EXERCISE INSTRUCTIONS: Can you give all the records again without altering a single character?

SOURCE MATERIAL:

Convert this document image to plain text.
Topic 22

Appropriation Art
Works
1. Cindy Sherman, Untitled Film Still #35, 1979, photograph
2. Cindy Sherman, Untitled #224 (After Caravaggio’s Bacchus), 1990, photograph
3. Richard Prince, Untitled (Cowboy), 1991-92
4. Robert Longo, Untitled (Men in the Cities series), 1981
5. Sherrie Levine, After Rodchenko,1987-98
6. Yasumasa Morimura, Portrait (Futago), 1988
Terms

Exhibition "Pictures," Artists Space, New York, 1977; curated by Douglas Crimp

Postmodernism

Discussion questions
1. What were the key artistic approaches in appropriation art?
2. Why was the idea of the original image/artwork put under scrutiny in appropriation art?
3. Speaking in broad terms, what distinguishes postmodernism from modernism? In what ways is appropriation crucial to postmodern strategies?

THE REPLY:
Convert this document image to plain text.
Topic 22

Appropriation Art
Works
1. Cindy Sherman, Untitled Film Still #35, 1979, photograph
2. Cindy Sherman, Untitled #224 (After Caravaggio’s Bacchus), 1990, photograph
3. Richard Prince, Untitled (Cowboy), 1991-92
4. Robert Longo, Untitled (Men in the Cities series), 1981
5. Sherrie Levine, After Rodchenko,1987-98
6. Yasumasa Morimura, Portrait (Futago), 1988
Terms

Exhibition "Pictures," Artists Space, New York, 1977; curated by Douglas Crimp

Postmodernism

Discussion questions
1. What were the key artistic approaches in appropriation art?
2. Why was the idea of the original image/artwork put under scrutiny in appropriation art?
3. Speaking in broad terms, what distinguishes postmodernism from modernism? In what ways is appropriation crucial to postmodern strategies?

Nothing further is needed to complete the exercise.